Task requirements
For each line of the data below that holds "icon", copy the line.

- - - - -

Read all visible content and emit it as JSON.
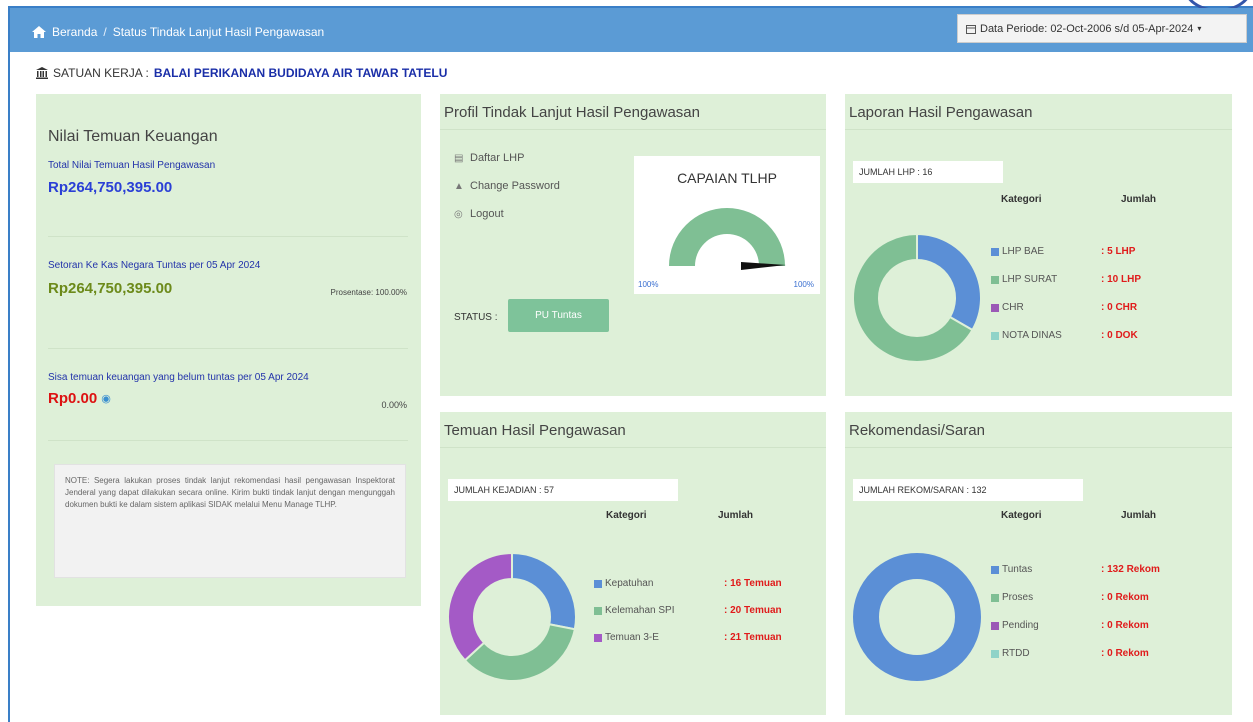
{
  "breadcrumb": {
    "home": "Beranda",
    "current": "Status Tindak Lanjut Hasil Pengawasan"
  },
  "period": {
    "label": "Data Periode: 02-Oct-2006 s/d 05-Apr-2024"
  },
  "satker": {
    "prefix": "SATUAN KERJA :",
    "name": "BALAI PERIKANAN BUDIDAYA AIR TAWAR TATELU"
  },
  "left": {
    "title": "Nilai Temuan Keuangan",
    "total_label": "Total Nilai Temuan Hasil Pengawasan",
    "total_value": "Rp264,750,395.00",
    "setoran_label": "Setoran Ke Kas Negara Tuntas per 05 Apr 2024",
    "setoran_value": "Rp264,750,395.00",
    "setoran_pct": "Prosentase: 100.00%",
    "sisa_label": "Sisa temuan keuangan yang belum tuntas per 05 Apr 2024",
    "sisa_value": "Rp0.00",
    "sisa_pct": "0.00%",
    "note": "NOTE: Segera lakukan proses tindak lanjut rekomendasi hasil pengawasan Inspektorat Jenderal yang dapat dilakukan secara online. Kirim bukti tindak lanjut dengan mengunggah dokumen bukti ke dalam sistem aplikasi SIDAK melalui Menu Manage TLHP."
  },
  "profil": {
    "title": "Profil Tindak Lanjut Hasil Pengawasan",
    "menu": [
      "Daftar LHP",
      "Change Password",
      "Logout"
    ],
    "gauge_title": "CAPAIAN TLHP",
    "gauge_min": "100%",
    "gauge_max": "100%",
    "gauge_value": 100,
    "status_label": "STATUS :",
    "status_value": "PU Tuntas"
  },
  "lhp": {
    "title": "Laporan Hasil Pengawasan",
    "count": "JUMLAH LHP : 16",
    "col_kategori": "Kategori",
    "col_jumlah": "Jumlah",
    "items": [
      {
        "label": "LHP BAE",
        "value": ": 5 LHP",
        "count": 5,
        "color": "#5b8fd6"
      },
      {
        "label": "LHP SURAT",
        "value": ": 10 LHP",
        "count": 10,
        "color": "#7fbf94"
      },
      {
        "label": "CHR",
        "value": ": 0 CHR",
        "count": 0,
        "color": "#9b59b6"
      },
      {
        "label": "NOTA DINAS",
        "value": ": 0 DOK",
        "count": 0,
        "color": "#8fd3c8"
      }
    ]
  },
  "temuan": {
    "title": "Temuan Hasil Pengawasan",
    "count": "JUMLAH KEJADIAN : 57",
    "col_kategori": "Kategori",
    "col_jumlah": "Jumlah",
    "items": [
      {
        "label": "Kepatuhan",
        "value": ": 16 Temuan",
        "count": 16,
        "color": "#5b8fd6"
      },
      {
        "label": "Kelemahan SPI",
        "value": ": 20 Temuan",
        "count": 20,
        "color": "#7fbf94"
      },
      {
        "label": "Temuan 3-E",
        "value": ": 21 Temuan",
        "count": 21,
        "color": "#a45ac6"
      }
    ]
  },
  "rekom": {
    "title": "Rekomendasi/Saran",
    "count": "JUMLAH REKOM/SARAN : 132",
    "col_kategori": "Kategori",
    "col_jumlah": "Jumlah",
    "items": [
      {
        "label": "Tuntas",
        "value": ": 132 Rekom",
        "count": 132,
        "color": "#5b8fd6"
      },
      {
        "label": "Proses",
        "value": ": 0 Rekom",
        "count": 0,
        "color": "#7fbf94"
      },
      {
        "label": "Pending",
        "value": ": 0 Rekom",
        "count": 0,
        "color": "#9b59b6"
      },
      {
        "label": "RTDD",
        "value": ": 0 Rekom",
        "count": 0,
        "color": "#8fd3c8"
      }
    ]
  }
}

- - - - -

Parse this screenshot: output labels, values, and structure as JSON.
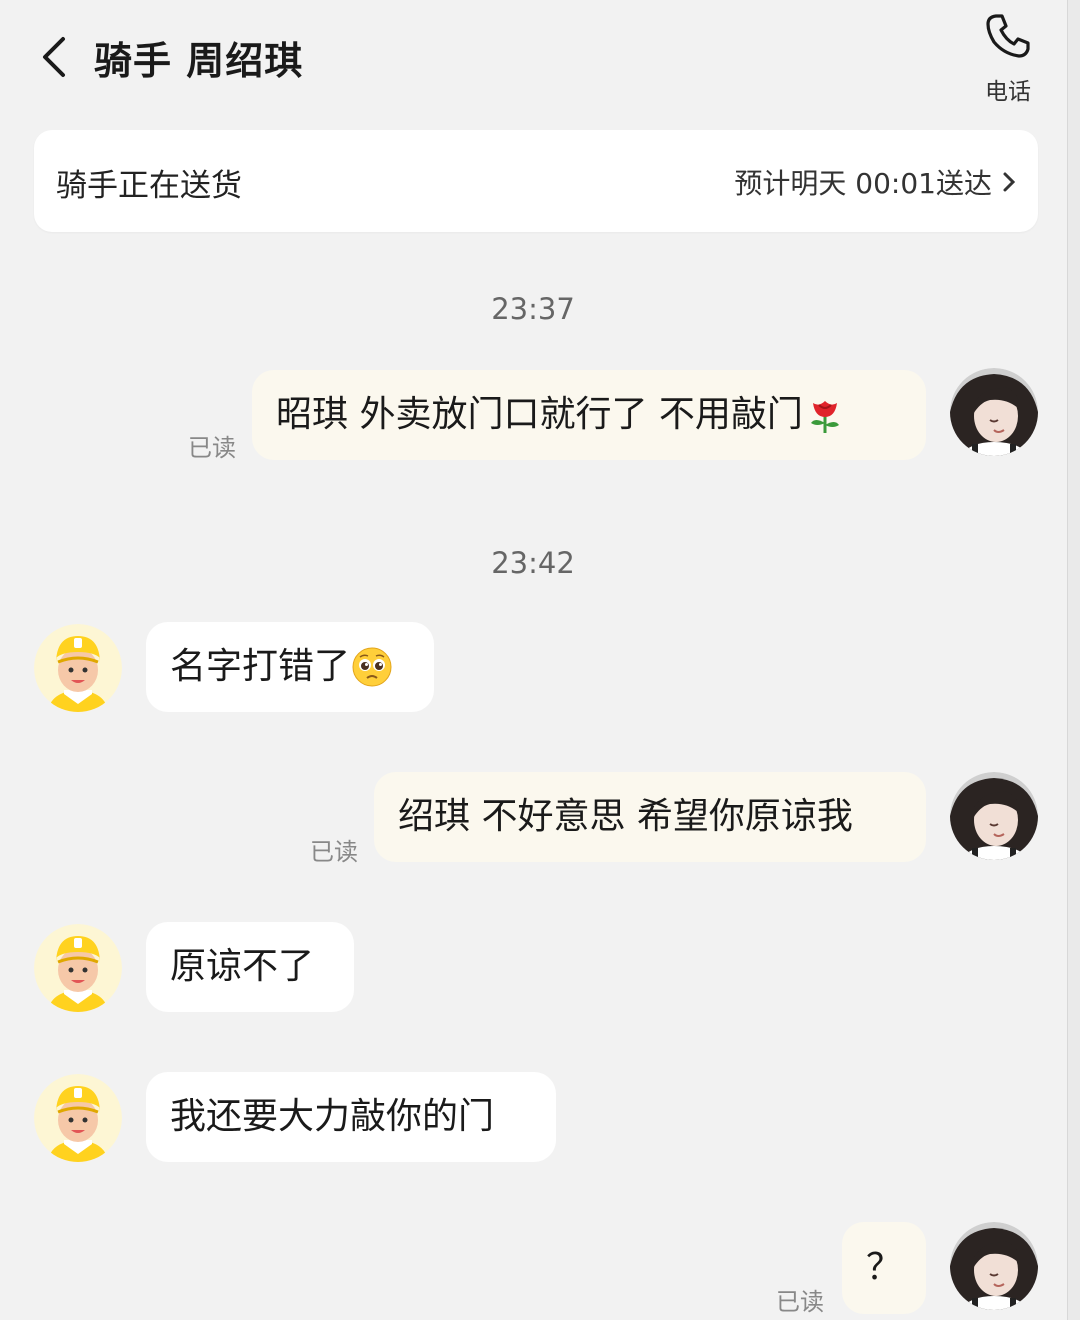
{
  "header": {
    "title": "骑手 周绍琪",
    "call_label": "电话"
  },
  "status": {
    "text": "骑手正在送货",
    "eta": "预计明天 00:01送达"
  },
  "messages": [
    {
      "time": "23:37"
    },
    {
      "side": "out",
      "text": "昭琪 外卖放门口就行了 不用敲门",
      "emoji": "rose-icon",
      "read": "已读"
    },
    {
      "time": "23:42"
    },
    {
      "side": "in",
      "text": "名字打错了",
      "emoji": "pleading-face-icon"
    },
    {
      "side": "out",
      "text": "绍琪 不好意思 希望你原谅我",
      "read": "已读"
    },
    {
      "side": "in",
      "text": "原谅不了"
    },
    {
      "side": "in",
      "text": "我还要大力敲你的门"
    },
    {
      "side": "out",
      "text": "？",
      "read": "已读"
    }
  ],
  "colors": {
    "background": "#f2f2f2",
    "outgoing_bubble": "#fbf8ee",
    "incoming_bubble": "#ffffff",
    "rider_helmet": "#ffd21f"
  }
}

- - - - -

Output of the task
      "emoji": "rose-icon",
      "emoji": "pleading-face-icon"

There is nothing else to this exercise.